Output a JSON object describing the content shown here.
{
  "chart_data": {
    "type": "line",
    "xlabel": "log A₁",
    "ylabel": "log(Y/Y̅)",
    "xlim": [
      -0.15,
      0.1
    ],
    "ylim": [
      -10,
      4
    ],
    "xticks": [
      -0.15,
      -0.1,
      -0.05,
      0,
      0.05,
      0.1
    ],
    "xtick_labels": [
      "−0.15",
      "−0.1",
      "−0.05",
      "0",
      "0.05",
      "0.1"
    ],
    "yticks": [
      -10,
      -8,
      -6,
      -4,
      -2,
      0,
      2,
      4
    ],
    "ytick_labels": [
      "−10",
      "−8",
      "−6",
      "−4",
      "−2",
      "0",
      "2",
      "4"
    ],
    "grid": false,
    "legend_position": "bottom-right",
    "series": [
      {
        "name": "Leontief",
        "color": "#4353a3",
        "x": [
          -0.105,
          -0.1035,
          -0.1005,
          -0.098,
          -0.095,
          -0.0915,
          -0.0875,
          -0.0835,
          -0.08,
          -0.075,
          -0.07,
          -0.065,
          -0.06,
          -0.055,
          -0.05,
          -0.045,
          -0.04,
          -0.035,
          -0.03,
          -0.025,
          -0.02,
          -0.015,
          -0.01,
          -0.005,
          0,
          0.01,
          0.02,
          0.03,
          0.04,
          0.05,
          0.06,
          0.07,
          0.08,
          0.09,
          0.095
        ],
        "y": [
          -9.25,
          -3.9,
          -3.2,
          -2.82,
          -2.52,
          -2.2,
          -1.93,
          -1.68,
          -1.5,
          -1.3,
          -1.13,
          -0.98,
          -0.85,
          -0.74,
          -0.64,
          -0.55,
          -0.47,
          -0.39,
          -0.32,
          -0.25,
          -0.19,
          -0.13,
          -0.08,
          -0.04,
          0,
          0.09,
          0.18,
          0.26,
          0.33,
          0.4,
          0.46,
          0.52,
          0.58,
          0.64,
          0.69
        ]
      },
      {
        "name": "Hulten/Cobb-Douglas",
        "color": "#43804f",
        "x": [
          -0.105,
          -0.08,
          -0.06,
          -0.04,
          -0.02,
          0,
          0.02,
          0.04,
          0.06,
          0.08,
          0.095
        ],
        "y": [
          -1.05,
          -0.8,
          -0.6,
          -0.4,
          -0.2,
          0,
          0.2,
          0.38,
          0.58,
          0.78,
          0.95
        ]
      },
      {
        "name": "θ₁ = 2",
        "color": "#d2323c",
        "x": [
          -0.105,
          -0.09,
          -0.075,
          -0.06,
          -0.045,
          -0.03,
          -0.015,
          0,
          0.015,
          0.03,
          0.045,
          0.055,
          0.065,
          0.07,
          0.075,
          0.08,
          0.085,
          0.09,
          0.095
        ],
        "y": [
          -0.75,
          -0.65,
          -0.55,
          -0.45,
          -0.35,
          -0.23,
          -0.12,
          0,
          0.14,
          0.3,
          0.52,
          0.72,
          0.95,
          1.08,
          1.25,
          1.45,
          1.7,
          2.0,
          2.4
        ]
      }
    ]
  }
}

•••••

**EXERCISE**
All lines in the data that contain the word "color" should be copied.

**WORKED ANSWER**
        "color": "#4353a3",
        "color": "#43804f",
        "color": "#d2323c",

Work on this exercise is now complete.